Task requirements: Search the data for the word "JSON". Reproduce every line where it is found.

BEGIN

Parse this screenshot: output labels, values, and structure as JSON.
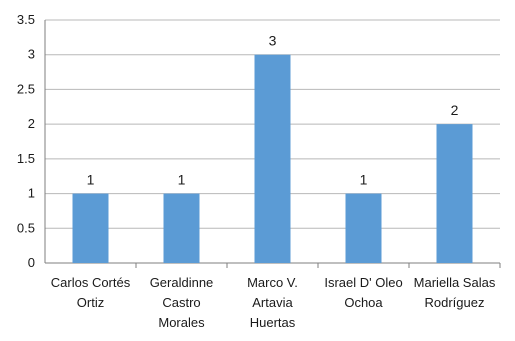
{
  "chart_data": {
    "type": "bar",
    "categories": [
      [
        "Carlos Cortés",
        "Ortiz"
      ],
      [
        "Geraldinne",
        "Castro",
        "Morales"
      ],
      [
        "Marco V.",
        "Artavia",
        "Huertas"
      ],
      [
        "Israel D' Oleo",
        "Ochoa"
      ],
      [
        "Mariella Salas",
        "Rodríguez"
      ]
    ],
    "values": [
      1,
      1,
      3,
      1,
      2
    ],
    "data_labels": [
      "1",
      "1",
      "3",
      "1",
      "2"
    ],
    "y_ticks": [
      "0",
      "0.5",
      "1",
      "1.5",
      "2",
      "2.5",
      "3",
      "3.5"
    ],
    "ylim": [
      0,
      3.5
    ],
    "grid": true,
    "title": "",
    "xlabel": "",
    "ylabel": "",
    "colors": {
      "bar": "#5b9bd5",
      "grid": "#b8b8b8",
      "axis": "#7f7f7f"
    }
  }
}
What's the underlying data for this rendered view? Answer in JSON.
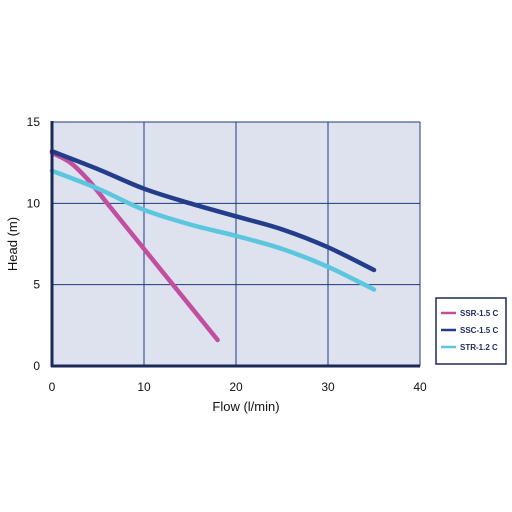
{
  "chart_data": {
    "type": "line",
    "xlabel": "Flow (l/min)",
    "ylabel": "Head (m)",
    "xlim": [
      0,
      40
    ],
    "ylim": [
      0,
      15
    ],
    "x_ticks": [
      "0",
      "10",
      "20",
      "30",
      "40"
    ],
    "y_ticks": [
      "0",
      "5",
      "10",
      "15"
    ],
    "grid": true,
    "legend_position": "right",
    "colors": {
      "plot_background": "#dde2ee",
      "grid": "#1e3a7a",
      "axis": "#1c2a5a",
      "legend_border": "#1c2a5a"
    },
    "series": [
      {
        "name": "SSR-1.5 C",
        "color": "#c24ea0",
        "points": [
          [
            0,
            13.1
          ],
          [
            2,
            12.5
          ],
          [
            4,
            11.4
          ],
          [
            6,
            10.0
          ],
          [
            8,
            8.6
          ],
          [
            10,
            7.2
          ],
          [
            12,
            5.8
          ],
          [
            14,
            4.4
          ],
          [
            16,
            3.0
          ],
          [
            18,
            1.6
          ]
        ]
      },
      {
        "name": "SSC-1.5 C",
        "color": "#233d8a",
        "points": [
          [
            0,
            13.2
          ],
          [
            5,
            12.1
          ],
          [
            10,
            10.9
          ],
          [
            15,
            10.0
          ],
          [
            20,
            9.2
          ],
          [
            25,
            8.4
          ],
          [
            30,
            7.3
          ],
          [
            35,
            5.9
          ]
        ]
      },
      {
        "name": "STR-1.2 C",
        "color": "#5bc6de",
        "points": [
          [
            0,
            12.0
          ],
          [
            5,
            10.9
          ],
          [
            10,
            9.6
          ],
          [
            15,
            8.7
          ],
          [
            20,
            8.0
          ],
          [
            25,
            7.2
          ],
          [
            30,
            6.1
          ],
          [
            35,
            4.7
          ]
        ]
      }
    ]
  }
}
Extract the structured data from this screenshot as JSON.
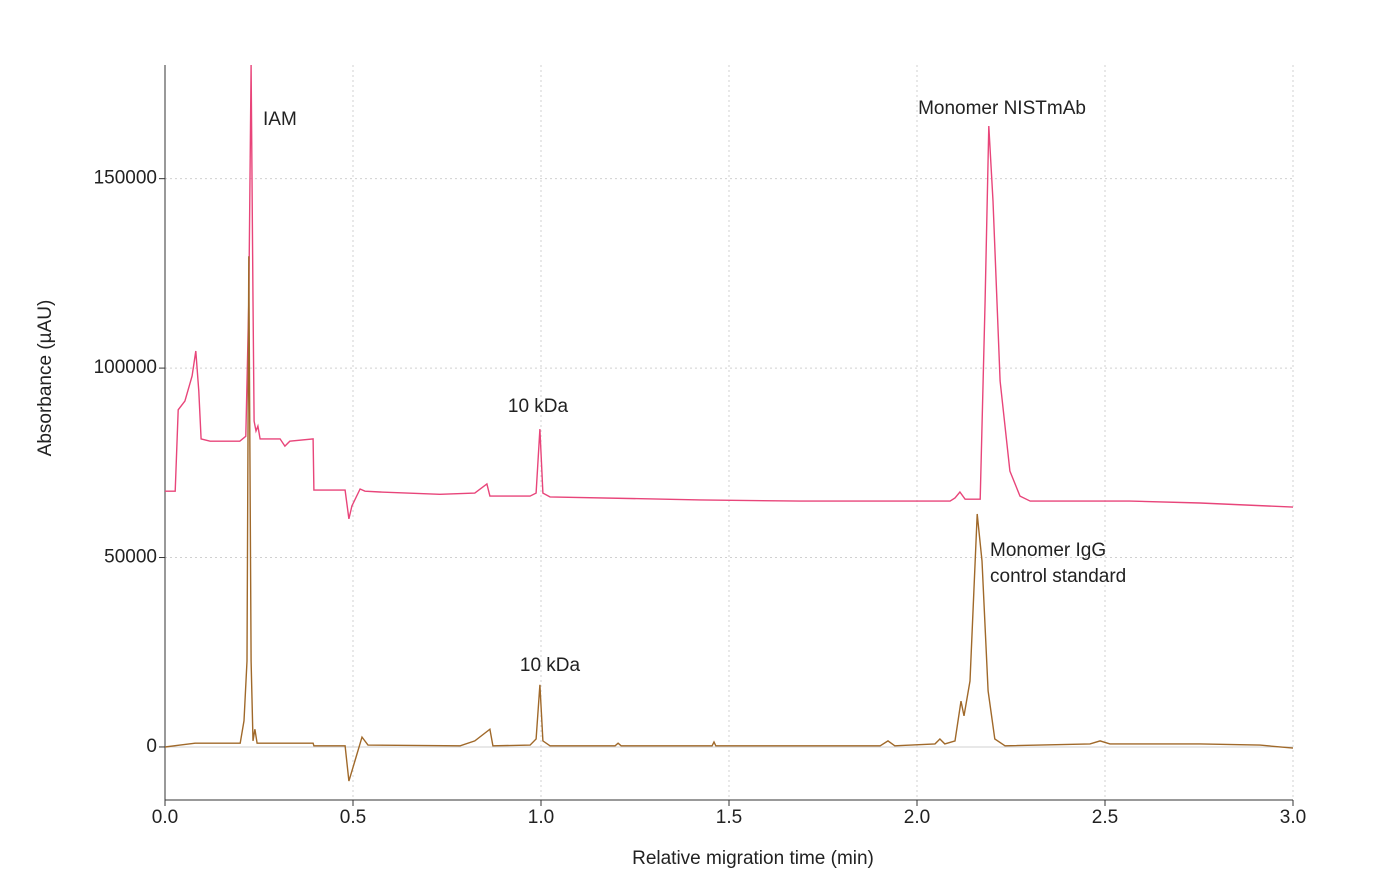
{
  "chart_data": {
    "type": "line",
    "xlabel": "Relative migration time (min)",
    "ylabel": "Absorbance (µAU)",
    "xlim": [
      0,
      3
    ],
    "ylim": [
      -14000,
      180000
    ],
    "xticks": [
      {
        "value": 0,
        "label": "0.0"
      },
      0.5,
      {
        "value": 1,
        "label": "1.0"
      },
      1.5,
      {
        "value": 2,
        "label": "2.0"
      },
      2.5,
      {
        "value": 3,
        "label": "3.0"
      }
    ],
    "yticks": [
      0,
      50000,
      100000,
      150000
    ],
    "grid": true,
    "annotations": [
      "IAM",
      "10 kDa",
      "10 kDa",
      "Monomer NISTmAb",
      "Monomer IgG",
      "control standard"
    ],
    "series": [
      {
        "color": "#e8457a",
        "x": [
          0,
          0.027,
          0.035,
          0.053,
          0.072,
          0.082,
          0.09,
          0.096,
          0.12,
          0.199,
          0.215,
          0.223,
          0.229,
          0.234,
          0.237,
          0.242,
          0.247,
          0.253,
          0.306,
          0.319,
          0.332,
          0.394,
          0.396,
          0.479,
          0.489,
          0.497,
          0.519,
          0.532,
          0.572,
          0.731,
          0.824,
          0.856,
          0.864,
          0.971,
          0.987,
          0.997,
          1.005,
          1.024,
          1.423,
          1.689,
          2.088,
          2.101,
          2.114,
          2.128,
          2.168,
          2.181,
          2.191,
          2.202,
          2.221,
          2.247,
          2.274,
          2.301,
          2.566,
          2.753,
          3.0
        ],
        "values": [
          67500,
          67500,
          89000,
          91300,
          97900,
          104500,
          93900,
          81300,
          80700,
          80700,
          82000,
          117700,
          180000,
          117700,
          86000,
          83400,
          84700,
          81300,
          81300,
          79400,
          80700,
          81300,
          67800,
          67800,
          60200,
          63600,
          68100,
          67500,
          67300,
          66700,
          67000,
          69400,
          66200,
          66200,
          67000,
          83900,
          67000,
          66000,
          65200,
          64900,
          64900,
          65700,
          67300,
          65400,
          65400,
          117700,
          163900,
          144100,
          96600,
          72800,
          66200,
          64900,
          64900,
          64400,
          63300
        ]
      },
      {
        "color": "#a0692a",
        "x": [
          0,
          0.04,
          0.08,
          0.2,
          0.21,
          0.218,
          0.223,
          0.229,
          0.234,
          0.239,
          0.245,
          0.394,
          0.396,
          0.479,
          0.489,
          0.505,
          0.524,
          0.54,
          0.785,
          0.824,
          0.864,
          0.872,
          0.971,
          0.987,
          0.997,
          1.005,
          1.024,
          1.197,
          1.205,
          1.213,
          1.455,
          1.46,
          1.465,
          1.902,
          1.923,
          1.941,
          2.048,
          2.061,
          2.074,
          2.101,
          2.117,
          2.125,
          2.141,
          2.16,
          2.173,
          2.189,
          2.207,
          2.234,
          2.46,
          2.487,
          2.513,
          2.753,
          2.912,
          3.0
        ],
        "values": [
          0,
          500,
          1000,
          1000,
          6900,
          22700,
          129500,
          22700,
          1600,
          4700,
          1000,
          1000,
          300,
          300,
          -9000,
          -3700,
          2600,
          500,
          300,
          1600,
          4700,
          300,
          500,
          2100,
          16400,
          1600,
          300,
          300,
          1000,
          300,
          300,
          1300,
          300,
          300,
          1600,
          300,
          800,
          2100,
          800,
          1600,
          12100,
          8200,
          17400,
          61500,
          49100,
          14800,
          2100,
          300,
          800,
          1600,
          800,
          800,
          500,
          -300
        ]
      }
    ]
  }
}
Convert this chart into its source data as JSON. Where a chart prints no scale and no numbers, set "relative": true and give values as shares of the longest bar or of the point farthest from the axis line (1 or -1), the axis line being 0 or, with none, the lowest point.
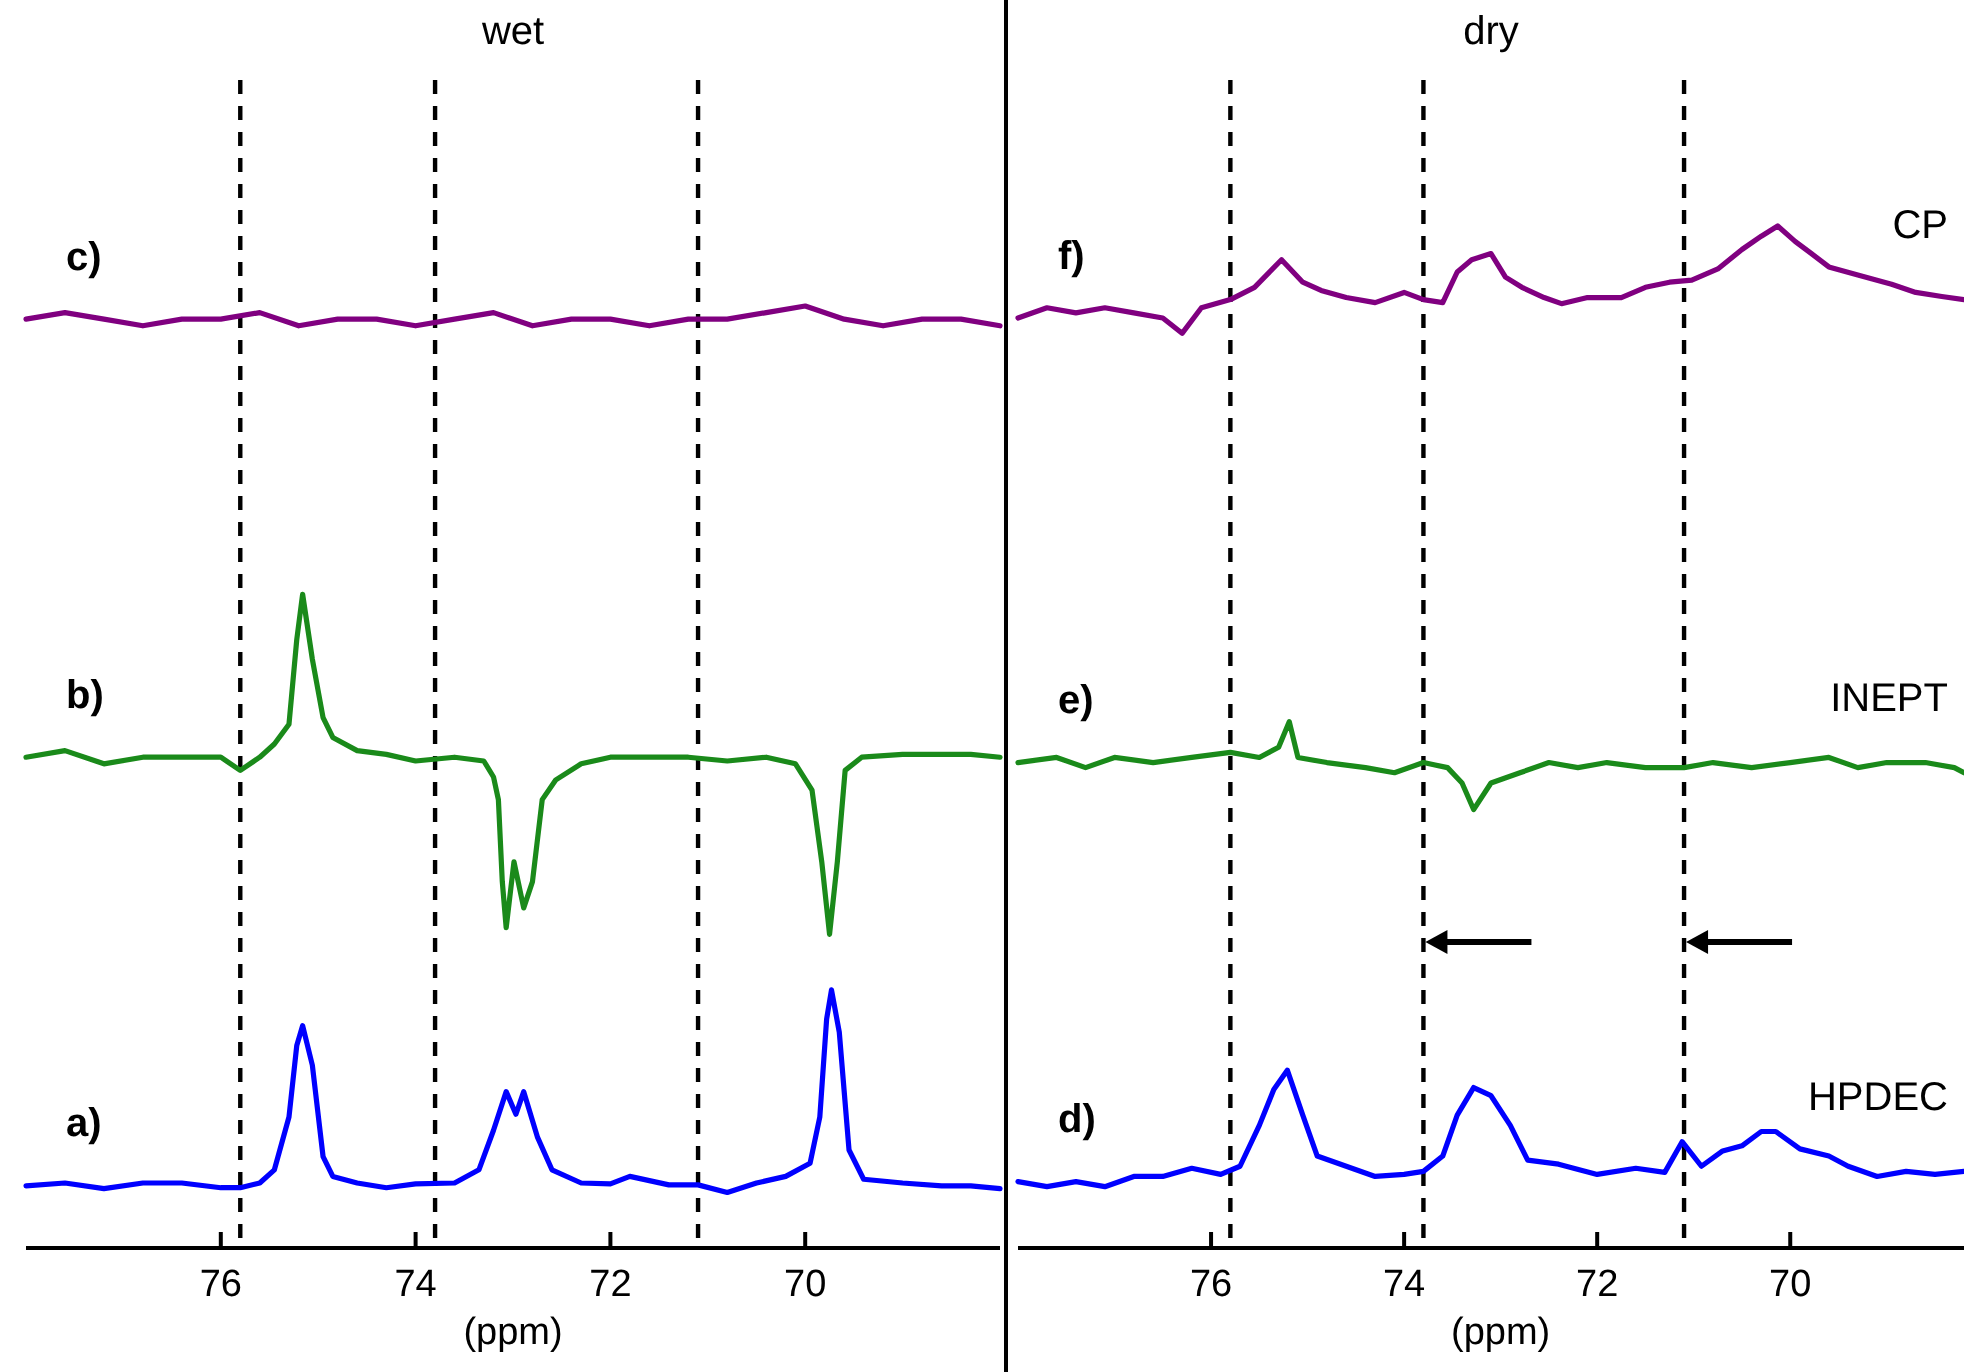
{
  "chart_data": [
    {
      "type": "line",
      "title": "wet",
      "xlabel": "(ppm)",
      "relative": true,
      "xlim": [
        78,
        68
      ],
      "xticks": [
        76,
        74,
        72,
        70
      ],
      "line_style": "solid",
      "ref_lines": [
        {
          "axis": "x",
          "value": 75.8,
          "color": "#000000",
          "line_style": "dashed"
        },
        {
          "axis": "x",
          "value": 73.8,
          "color": "#000000",
          "line_style": "dashed"
        },
        {
          "axis": "x",
          "value": 71.1,
          "color": "#000000",
          "line_style": "dashed"
        }
      ],
      "annotations": [
        "c)",
        "b)",
        "a)"
      ],
      "series": [
        {
          "color": "#800080",
          "x": [
            78,
            77.6,
            77.2,
            76.8,
            76.4,
            76,
            75.6,
            75.2,
            74.8,
            74.4,
            74,
            73.6,
            73.2,
            72.8,
            72.4,
            72,
            71.6,
            71.2,
            70.8,
            70.4,
            70,
            69.6,
            69.2,
            68.8,
            68.4,
            68
          ],
          "values": [
            0.986,
            0.993,
            0.986,
            0.979,
            0.986,
            0.986,
            0.993,
            0.979,
            0.986,
            0.986,
            0.979,
            0.986,
            0.993,
            0.979,
            0.986,
            0.986,
            0.979,
            0.986,
            0.986,
            0.993,
            1.0,
            0.986,
            0.979,
            0.986,
            0.986,
            0.979
          ]
        },
        {
          "color": "#1a8a1a",
          "x": [
            78,
            77.6,
            77.2,
            76.8,
            76.4,
            76.0,
            75.8,
            75.6,
            75.45,
            75.3,
            75.22,
            75.16,
            75.06,
            74.95,
            74.85,
            74.6,
            74.3,
            74.0,
            73.6,
            73.3,
            73.2,
            73.15,
            73.11,
            73.07,
            72.99,
            72.89,
            72.8,
            72.7,
            72.56,
            72.3,
            72.0,
            71.6,
            71.2,
            70.8,
            70.4,
            70.1,
            69.93,
            69.83,
            69.75,
            69.67,
            69.59,
            69.42,
            69.0,
            68.6,
            68.3,
            68.0
          ],
          "values": [
            0.521,
            0.528,
            0.514,
            0.521,
            0.521,
            0.521,
            0.507,
            0.521,
            0.535,
            0.556,
            0.646,
            0.694,
            0.625,
            0.563,
            0.542,
            0.528,
            0.524,
            0.517,
            0.521,
            0.517,
            0.5,
            0.476,
            0.389,
            0.34,
            0.41,
            0.361,
            0.389,
            0.476,
            0.497,
            0.514,
            0.521,
            0.521,
            0.521,
            0.517,
            0.521,
            0.514,
            0.486,
            0.41,
            0.333,
            0.41,
            0.507,
            0.521,
            0.524,
            0.524,
            0.524,
            0.521
          ]
        },
        {
          "color": "#0000ff",
          "x": [
            78,
            77.6,
            77.2,
            76.8,
            76.4,
            76.0,
            75.8,
            75.6,
            75.45,
            75.3,
            75.22,
            75.16,
            75.06,
            74.95,
            74.85,
            74.6,
            74.3,
            74.0,
            73.6,
            73.35,
            73.2,
            73.07,
            72.97,
            72.89,
            72.75,
            72.6,
            72.3,
            72.0,
            71.8,
            71.4,
            71.1,
            70.8,
            70.5,
            70.2,
            69.95,
            69.85,
            69.78,
            69.73,
            69.65,
            69.55,
            69.4,
            69.0,
            68.6,
            68.3,
            68.0
          ],
          "values": [
            0.066,
            0.069,
            0.063,
            0.069,
            0.069,
            0.064,
            0.064,
            0.069,
            0.083,
            0.139,
            0.215,
            0.236,
            0.194,
            0.097,
            0.076,
            0.069,
            0.064,
            0.068,
            0.069,
            0.083,
            0.125,
            0.166,
            0.142,
            0.166,
            0.118,
            0.083,
            0.069,
            0.068,
            0.076,
            0.067,
            0.067,
            0.059,
            0.069,
            0.076,
            0.09,
            0.139,
            0.243,
            0.274,
            0.229,
            0.104,
            0.073,
            0.069,
            0.066,
            0.066,
            0.063
          ]
        }
      ]
    },
    {
      "type": "line",
      "title": "dry",
      "xlabel": "(ppm)",
      "relative": true,
      "xlim": [
        78,
        68.2
      ],
      "xticks": [
        76,
        74,
        72,
        70
      ],
      "line_style": "solid",
      "ref_lines": [
        {
          "axis": "x",
          "value": 75.8,
          "color": "#000000",
          "line_style": "dashed"
        },
        {
          "axis": "x",
          "value": 73.8,
          "color": "#000000",
          "line_style": "dashed"
        },
        {
          "axis": "x",
          "value": 71.1,
          "color": "#000000",
          "line_style": "dashed"
        }
      ],
      "annotations": [
        "f)",
        "e)",
        "d)",
        "CP",
        "INEPT",
        "HPDEC"
      ],
      "series": [
        {
          "color": "#800080",
          "x": [
            78,
            77.7,
            77.4,
            77.1,
            76.8,
            76.5,
            76.3,
            76.1,
            75.8,
            75.55,
            75.27,
            75.05,
            74.86,
            74.6,
            74.3,
            74.0,
            73.8,
            73.6,
            73.45,
            73.3,
            73.1,
            72.95,
            72.78,
            72.55,
            72.37,
            72.1,
            71.75,
            71.5,
            71.25,
            71.02,
            70.75,
            70.5,
            70.3,
            70.13,
            69.95,
            69.78,
            69.6,
            69.3,
            68.95,
            68.7,
            68.43,
            68.2
          ],
          "values": [
            0.91,
            0.92,
            0.915,
            0.92,
            0.915,
            0.91,
            0.895,
            0.92,
            0.928,
            0.94,
            0.967,
            0.945,
            0.937,
            0.93,
            0.925,
            0.935,
            0.928,
            0.925,
            0.955,
            0.967,
            0.973,
            0.95,
            0.94,
            0.93,
            0.924,
            0.93,
            0.93,
            0.94,
            0.945,
            0.947,
            0.958,
            0.977,
            0.99,
            1.0,
            0.985,
            0.973,
            0.96,
            0.952,
            0.943,
            0.935,
            0.931,
            0.928
          ]
        },
        {
          "color": "#1a8a1a",
          "x": [
            78,
            77.6,
            77.3,
            77,
            76.6,
            76.2,
            75.8,
            75.5,
            75.3,
            75.19,
            75.1,
            74.8,
            74.4,
            74.1,
            73.8,
            73.55,
            73.4,
            73.28,
            73.1,
            72.8,
            72.5,
            72.2,
            71.9,
            71.5,
            71.1,
            70.8,
            70.4,
            70.0,
            69.6,
            69.3,
            69.0,
            68.6,
            68.3,
            68.2
          ],
          "values": [
            0.475,
            0.48,
            0.47,
            0.48,
            0.475,
            0.48,
            0.485,
            0.48,
            0.49,
            0.515,
            0.48,
            0.475,
            0.47,
            0.465,
            0.475,
            0.47,
            0.455,
            0.429,
            0.455,
            0.465,
            0.475,
            0.47,
            0.475,
            0.47,
            0.47,
            0.475,
            0.47,
            0.475,
            0.48,
            0.47,
            0.475,
            0.475,
            0.47,
            0.465
          ]
        },
        {
          "color": "#0000ff",
          "x": [
            78,
            77.7,
            77.4,
            77.1,
            76.8,
            76.5,
            76.2,
            75.9,
            75.7,
            75.5,
            75.35,
            75.21,
            75.05,
            74.9,
            74.6,
            74.3,
            74.0,
            73.8,
            73.6,
            73.45,
            73.28,
            73.1,
            72.9,
            72.72,
            72.4,
            72.0,
            71.6,
            71.3,
            71.12,
            70.92,
            70.7,
            70.5,
            70.3,
            70.15,
            69.9,
            69.6,
            69.4,
            69.1,
            68.8,
            68.5,
            68.2
          ],
          "values": [
            0.065,
            0.06,
            0.065,
            0.06,
            0.07,
            0.07,
            0.078,
            0.072,
            0.08,
            0.12,
            0.155,
            0.174,
            0.13,
            0.09,
            0.08,
            0.07,
            0.072,
            0.075,
            0.09,
            0.13,
            0.157,
            0.149,
            0.12,
            0.086,
            0.082,
            0.072,
            0.078,
            0.074,
            0.104,
            0.08,
            0.095,
            0.1,
            0.114,
            0.114,
            0.097,
            0.09,
            0.08,
            0.07,
            0.075,
            0.072,
            0.075
          ]
        }
      ]
    }
  ]
}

END

Response below:
Parse this screenshot: output labels, values, and structure as JSON.
What's the underlying data for this rendered view? Answer in JSON.
Extract the structured data from this screenshot as JSON.
Convert this chart into its source data as JSON. Where a chart prints no scale and no numbers, set "relative": true and give values as shares of the longest bar or of the point farthest from the axis line (1 or -1), the axis line being 0 or, with none, the lowest point.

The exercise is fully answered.